#### Trecho da página ####

Do papel reservado ao Estado, famílias e sociedade civil:
•
•
Popularizar o debate sobre os possíveis papéis do Estado (produtor, regulador, paternalismo, pró-atividade (busca ativa de beneficiários), gratuidade, focalização e progressividade dos impostos) e suas implicações para o desenho de políticas públicas;
Demonstrar como e quais princípios e papéis o Estado têm e vêm sendo implicitamente incorporados às políticas públicas brasileiras;
Dos princípios e valores:
•
•
Popularizar os princípios fundamentais que devem ser levados em consideração no
desenho, monitoramento e avaliação das políticas públicas, tais como: igualdade de
oportunidade, meritocracia, promoção da diversidade, múltiplas oportunidades, segunda chance, solidariedade, autossuficiência, autonomia individual e familiar, protagonismo e privacidade;
Como, em geral, não é possível promover concomitantemente todos os princípios
que se gostaria de promover ou alcançar todos os objetivos que se gostaria, este documento também teria a função de ilustrar como o conflito entre princípios e objetivos
últimos vêm sendo implicitamente resolvidos nas políticas públicas brasileiras;
Este documento não deve ser entendido nem como uma análise exaustiva das políticas públicas brasileiras nem como uma análise exaustiva dos princípios, resultados finais e papéis
do estado relevantes para o desenho de políticas públicas. Ele deve ser entendido como um
“passeio” pelas políticas públicas existentes e pelos princípios, resultados finais e papéis do
Estado implicitamente já presentes no seu desenho. O objetivo é, por um lado, ressaltar e
explicitar as principais opções que o Brasil vem fazendo na definição de seu futuro e, por outro, ilustrar como a ótica dos valores, resultados finais e papel do Estado podem ser facilmente incorporados à discussão cotidiana sobre política pública no Brasil.

#### Itens ####

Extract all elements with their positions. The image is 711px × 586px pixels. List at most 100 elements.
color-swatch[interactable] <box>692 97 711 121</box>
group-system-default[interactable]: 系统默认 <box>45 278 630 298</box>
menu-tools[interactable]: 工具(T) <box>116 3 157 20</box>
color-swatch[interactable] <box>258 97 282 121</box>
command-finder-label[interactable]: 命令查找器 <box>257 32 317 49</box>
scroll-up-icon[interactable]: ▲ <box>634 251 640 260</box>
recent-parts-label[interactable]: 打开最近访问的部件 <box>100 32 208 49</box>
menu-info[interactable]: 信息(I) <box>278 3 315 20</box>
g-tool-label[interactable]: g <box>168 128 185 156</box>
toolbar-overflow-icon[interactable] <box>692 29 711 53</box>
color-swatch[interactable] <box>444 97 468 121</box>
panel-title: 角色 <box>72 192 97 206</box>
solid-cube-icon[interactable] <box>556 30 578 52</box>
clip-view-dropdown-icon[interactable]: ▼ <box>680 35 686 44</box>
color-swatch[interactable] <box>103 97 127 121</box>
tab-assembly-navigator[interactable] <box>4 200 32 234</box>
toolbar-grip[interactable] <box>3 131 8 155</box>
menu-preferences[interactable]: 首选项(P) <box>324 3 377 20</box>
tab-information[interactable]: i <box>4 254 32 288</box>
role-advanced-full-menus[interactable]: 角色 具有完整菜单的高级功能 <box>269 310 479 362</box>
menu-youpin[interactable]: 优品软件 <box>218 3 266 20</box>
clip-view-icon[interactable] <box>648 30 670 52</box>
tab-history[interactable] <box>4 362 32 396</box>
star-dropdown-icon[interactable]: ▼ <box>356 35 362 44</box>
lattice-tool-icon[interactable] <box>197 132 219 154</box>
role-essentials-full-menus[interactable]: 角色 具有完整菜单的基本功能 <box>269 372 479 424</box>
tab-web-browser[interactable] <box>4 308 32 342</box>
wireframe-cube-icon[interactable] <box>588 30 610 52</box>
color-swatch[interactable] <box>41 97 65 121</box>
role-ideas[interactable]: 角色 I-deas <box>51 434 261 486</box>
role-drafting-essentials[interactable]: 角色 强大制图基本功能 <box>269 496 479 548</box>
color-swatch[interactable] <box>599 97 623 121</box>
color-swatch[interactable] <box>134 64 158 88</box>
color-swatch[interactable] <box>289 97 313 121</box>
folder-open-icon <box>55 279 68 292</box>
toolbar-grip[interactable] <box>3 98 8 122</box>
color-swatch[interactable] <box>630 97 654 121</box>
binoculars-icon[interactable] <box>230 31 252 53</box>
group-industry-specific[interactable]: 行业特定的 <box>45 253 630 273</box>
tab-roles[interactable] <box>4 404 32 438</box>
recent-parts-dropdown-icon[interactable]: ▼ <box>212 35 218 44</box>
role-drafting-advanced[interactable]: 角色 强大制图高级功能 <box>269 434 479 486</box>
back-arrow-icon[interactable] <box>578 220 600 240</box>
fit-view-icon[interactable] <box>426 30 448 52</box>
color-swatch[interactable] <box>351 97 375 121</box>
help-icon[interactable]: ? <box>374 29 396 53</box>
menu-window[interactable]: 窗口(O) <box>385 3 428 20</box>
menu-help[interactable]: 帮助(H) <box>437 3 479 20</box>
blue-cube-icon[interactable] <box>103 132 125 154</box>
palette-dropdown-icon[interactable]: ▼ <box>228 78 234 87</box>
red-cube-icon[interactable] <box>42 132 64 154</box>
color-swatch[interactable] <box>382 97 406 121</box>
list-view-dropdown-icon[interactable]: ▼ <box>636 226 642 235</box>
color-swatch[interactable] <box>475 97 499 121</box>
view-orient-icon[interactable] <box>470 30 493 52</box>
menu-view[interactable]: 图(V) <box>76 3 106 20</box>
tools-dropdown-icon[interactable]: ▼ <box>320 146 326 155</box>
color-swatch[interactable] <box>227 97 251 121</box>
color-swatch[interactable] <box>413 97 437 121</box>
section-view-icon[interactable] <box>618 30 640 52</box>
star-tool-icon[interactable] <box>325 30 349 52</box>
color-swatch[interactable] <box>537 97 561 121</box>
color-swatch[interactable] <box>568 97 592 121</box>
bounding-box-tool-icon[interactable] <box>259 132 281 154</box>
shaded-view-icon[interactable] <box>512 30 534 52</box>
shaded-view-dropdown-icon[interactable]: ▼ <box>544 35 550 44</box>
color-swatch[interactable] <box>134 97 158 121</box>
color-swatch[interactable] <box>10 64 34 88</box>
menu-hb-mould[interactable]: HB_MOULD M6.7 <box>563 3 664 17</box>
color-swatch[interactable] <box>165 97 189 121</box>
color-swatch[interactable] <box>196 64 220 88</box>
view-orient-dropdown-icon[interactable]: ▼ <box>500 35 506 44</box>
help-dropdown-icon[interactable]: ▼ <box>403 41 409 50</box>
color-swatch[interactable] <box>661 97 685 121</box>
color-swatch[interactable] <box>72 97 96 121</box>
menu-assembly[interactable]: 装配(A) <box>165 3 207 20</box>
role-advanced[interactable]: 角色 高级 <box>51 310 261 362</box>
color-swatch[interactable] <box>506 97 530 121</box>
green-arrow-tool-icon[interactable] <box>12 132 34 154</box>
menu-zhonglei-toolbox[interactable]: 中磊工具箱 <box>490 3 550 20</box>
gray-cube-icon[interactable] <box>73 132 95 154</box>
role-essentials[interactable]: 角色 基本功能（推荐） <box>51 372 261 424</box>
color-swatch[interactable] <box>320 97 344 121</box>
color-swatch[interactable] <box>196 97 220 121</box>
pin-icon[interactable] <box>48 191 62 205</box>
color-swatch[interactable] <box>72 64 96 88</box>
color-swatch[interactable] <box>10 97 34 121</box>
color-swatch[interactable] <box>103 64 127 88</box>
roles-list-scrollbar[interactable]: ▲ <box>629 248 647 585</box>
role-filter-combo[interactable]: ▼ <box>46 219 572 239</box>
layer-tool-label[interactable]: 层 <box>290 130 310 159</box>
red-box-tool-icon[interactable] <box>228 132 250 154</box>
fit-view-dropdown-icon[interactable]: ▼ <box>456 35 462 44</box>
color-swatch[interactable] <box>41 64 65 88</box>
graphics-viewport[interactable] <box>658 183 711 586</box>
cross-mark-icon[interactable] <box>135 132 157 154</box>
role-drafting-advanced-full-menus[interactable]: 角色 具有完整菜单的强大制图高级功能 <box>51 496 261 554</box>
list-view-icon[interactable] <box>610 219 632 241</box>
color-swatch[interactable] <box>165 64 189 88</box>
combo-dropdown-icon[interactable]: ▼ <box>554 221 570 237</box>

####

Tarefa 1
Segundo o trecho da página, como este documento deve ser entendido?
Tarefa 2
Diga se cada frase concorda com o trecho da página, respondendo sim ou não e citando as palavras do texto que decidem: (a) o documento se apresenta como uma análise exaustiva das políticas públicas brasileiras; (b) meritocracia e segunda chance estão entre os princípios citados; (c) regulador é um dos papéis do Estado mencionados.
Tarefa 3
De acordo com o trecho da página, por que o documento também teria a função de mostrar como se resolve o conflito entre princípios e objetivos nas políticas públicas brasileiras?

Resposta 1
Como um "passeio" pelas políticas públicas existentes e pelos princípios, resultados finais e papéis do Estado já presentes, de forma implícita, no desenho delas.

Resposta 2
(a) Não: "Este documento não deve ser entendido nem como uma análise exaustiva das políticas públicas brasileiras"
(b) Sim: "meritocracia, promoção da diversidade, múltiplas oportunidades, segunda chance"
(c) Sim: "os possíveis papéis do Estado (produtor, regulador"

Resposta 3
Porque, em geral, não é possível promover ao mesmo tempo todos os princípios que se gostaria de promover, nem alcançar todos os objetivos desejados. Por isso, o documento mostraria como esse conflito vem sendo resolvido de forma implícita nas políticas públicas brasileiras.